_TASK TO CARRY OUT:_ Copy the data below line for line, leaving out the pictures.

>>

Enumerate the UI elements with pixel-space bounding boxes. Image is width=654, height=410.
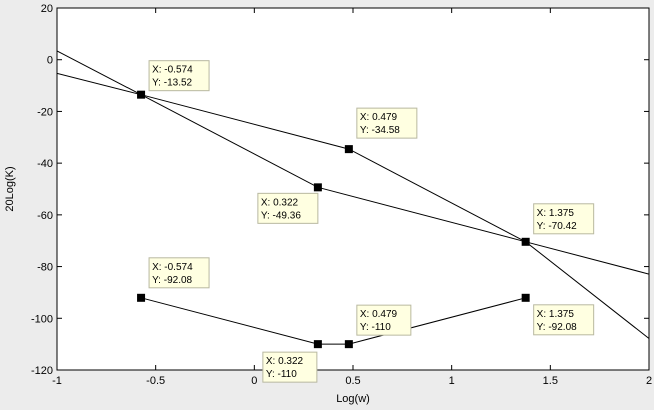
y-tick-label: 20 (41, 3, 53, 15)
markers-layer (137, 90, 530, 349)
datatip-marker[interactable] (521, 237, 530, 246)
x-tick-label: -0.5 (146, 375, 165, 387)
datatip-marker[interactable] (137, 293, 146, 302)
datatip-y-text: Y: -92.08 (537, 322, 577, 333)
ticks-layer: -1 -0.5 0 0.5 1 1.5 2 20 0 -20 -40 -60 -80 -100 -120 (31, 3, 652, 387)
x-tick-label: -1 (52, 375, 62, 387)
datatip-box[interactable]: X: 1.375 Y: -92.08 (533, 304, 595, 336)
datatip-y-text: Y: -70.42 (537, 221, 577, 232)
x-tick-label: 0 (251, 375, 257, 387)
datatip-background (257, 192, 319, 224)
datatip-box[interactable]: X: 0.322 Y: -49.36 (257, 192, 319, 224)
x-tick-label: 1 (449, 375, 455, 387)
datatip-x-text: X: -0.574 (152, 65, 193, 76)
datatip-x-text: X: -0.574 (152, 262, 193, 273)
y-axis-label: 20Log(K) (4, 166, 16, 211)
series-line-3 (140, 297, 526, 345)
datatip-box[interactable]: X: 0.479 Y: -34.58 (356, 107, 418, 139)
datatip-box[interactable]: X: 1.375 Y: -70.42 (533, 203, 595, 235)
y-tick-label: -20 (37, 106, 53, 118)
datatip-background (262, 351, 318, 383)
datatip-x-text: X: 0.479 (360, 112, 398, 123)
datatip-y-text: Y: -34.58 (360, 125, 400, 136)
datatip-y-text: Y: -13.52 (152, 78, 192, 89)
datatip-x-text: X: 0.479 (360, 309, 398, 320)
datatip-box[interactable]: X: -0.574 Y: -13.52 (148, 60, 210, 92)
y-tick-label: -40 (37, 158, 53, 170)
datatip-marker[interactable] (313, 340, 322, 349)
y-tick-label: -60 (37, 210, 53, 222)
datatip-y-text: Y: -110 (360, 322, 391, 333)
x-axis-label: Log(w) (336, 393, 370, 405)
datatip-background (148, 257, 210, 289)
datatip-box[interactable]: X: 0.322 Y: -110 (262, 351, 318, 383)
y-tick-label: 0 (47, 55, 53, 67)
y-tick-label: -120 (31, 365, 53, 377)
datatip-background (533, 203, 595, 235)
datatip-x-text: X: 0.322 (261, 197, 299, 208)
datatip-marker[interactable] (137, 90, 146, 99)
datatip-x-text: X: 1.375 (537, 309, 575, 320)
x-tick-label: 1.5 (543, 375, 558, 387)
datatip-x-text: X: 0.322 (266, 356, 304, 367)
y-tick-label: -100 (31, 313, 53, 325)
datatip-marker[interactable] (344, 145, 353, 154)
datatip-box[interactable]: X: -0.574 Y: -92.08 (148, 257, 210, 289)
datatip-marker[interactable] (344, 340, 353, 349)
x-tick-label: 2 (646, 375, 652, 387)
x-tick-label: 0.5 (345, 375, 360, 387)
datatip-y-text: Y: -110 (266, 369, 297, 380)
datatip-y-text: Y: -92.08 (152, 275, 192, 286)
datatip-background (356, 107, 418, 139)
y-tick-label: -80 (37, 262, 53, 274)
datatip-background (533, 304, 595, 336)
datatip-background (356, 304, 412, 336)
datatip-background (148, 60, 210, 92)
datatip-marker[interactable] (521, 293, 530, 302)
datatip-x-text: X: 1.375 (537, 208, 575, 219)
datatip-marker[interactable] (313, 183, 322, 192)
datatip-y-text: Y: -49.36 (261, 210, 301, 221)
datatip-box[interactable]: X: 0.479 Y: -110 (356, 304, 412, 336)
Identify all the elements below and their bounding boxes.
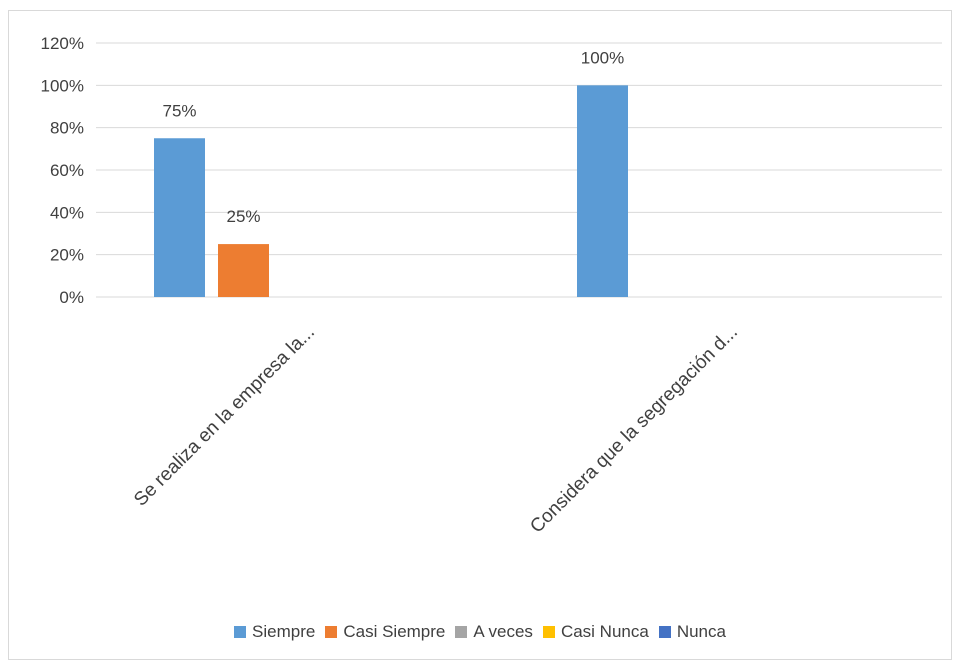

<<

_REPLY TO THE EXERCISE:_
Enumerate the UI elements with pixel-space bounding boxes. Image is width=654, height=410.
y-tick-label: 20 (41, 3, 53, 15)
markers-layer (137, 90, 530, 349)
datatip-marker[interactable] (521, 237, 530, 246)
x-tick-label: -0.5 (146, 375, 165, 387)
datatip-marker[interactable] (137, 293, 146, 302)
datatip-y-text: Y: -92.08 (537, 322, 577, 333)
ticks-layer: -1 -0.5 0 0.5 1 1.5 2 20 0 -20 -40 -60 -80 -100 -120 (31, 3, 652, 387)
x-tick-label: -1 (52, 375, 62, 387)
datatip-box[interactable]: X: 1.375 Y: -92.08 (533, 304, 595, 336)
datatip-y-text: Y: -70.42 (537, 221, 577, 232)
x-tick-label: 0 (251, 375, 257, 387)
datatip-background (257, 192, 319, 224)
datatip-box[interactable]: X: 0.322 Y: -49.36 (257, 192, 319, 224)
x-tick-label: 1 (449, 375, 455, 387)
datatip-x-text: X: -0.574 (152, 65, 193, 76)
datatip-x-text: X: -0.574 (152, 262, 193, 273)
y-axis-label: 20Log(K) (4, 166, 16, 211)
series-line-3 (140, 297, 526, 345)
datatip-box[interactable]: X: 0.479 Y: -34.58 (356, 107, 418, 139)
datatip-box[interactable]: X: 1.375 Y: -70.42 (533, 203, 595, 235)
y-tick-label: -20 (37, 106, 53, 118)
datatip-background (262, 351, 318, 383)
datatip-x-text: X: 0.479 (360, 112, 398, 123)
datatip-y-text: Y: -34.58 (360, 125, 400, 136)
datatip-y-text: Y: -13.52 (152, 78, 192, 89)
datatip-x-text: X: 0.479 (360, 309, 398, 320)
datatip-box[interactable]: X: -0.574 Y: -13.52 (148, 60, 210, 92)
y-tick-label: -40 (37, 158, 53, 170)
datatip-marker[interactable] (313, 340, 322, 349)
y-tick-label: -60 (37, 210, 53, 222)
datatip-y-text: Y: -110 (360, 322, 391, 333)
x-axis-label: Log(w) (336, 393, 370, 405)
datatip-background (148, 257, 210, 289)
datatip-box[interactable]: X: 0.322 Y: -110 (262, 351, 318, 383)
y-tick-label: 0 (47, 55, 53, 67)
y-tick-label: -120 (31, 365, 53, 377)
datatip-background (533, 203, 595, 235)
datatip-x-text: X: 0.322 (261, 197, 299, 208)
datatip-marker[interactable] (137, 90, 146, 99)
datatip-x-text: X: 1.375 (537, 309, 575, 320)
x-tick-label: 1.5 (543, 375, 558, 387)
datatip-x-text: X: 0.322 (266, 356, 304, 367)
y-tick-label: -100 (31, 313, 53, 325)
datatip-marker[interactable] (344, 145, 353, 154)
datatip-box[interactable]: X: -0.574 Y: -92.08 (148, 257, 210, 289)
datatip-marker[interactable] (344, 340, 353, 349)
x-tick-label: 2 (646, 375, 652, 387)
x-tick-label: 0.5 (345, 375, 360, 387)
datatip-y-text: Y: -110 (266, 369, 297, 380)
datatip-y-text: Y: -92.08 (152, 275, 192, 286)
datatip-background (356, 107, 418, 139)
y-tick-label: -80 (37, 262, 53, 274)
datatip-background (533, 304, 595, 336)
datatip-background (356, 304, 412, 336)
datatip-background (148, 60, 210, 92)
datatip-marker[interactable] (521, 293, 530, 302)
datatip-x-text: X: 1.375 (537, 208, 575, 219)
datatip-marker[interactable] (313, 183, 322, 192)
datatip-y-text: Y: -49.36 (261, 210, 301, 221)
datatip-box[interactable]: X: 0.479 Y: -110 (356, 304, 412, 336)
Identify all the elements below and their bounding boxes.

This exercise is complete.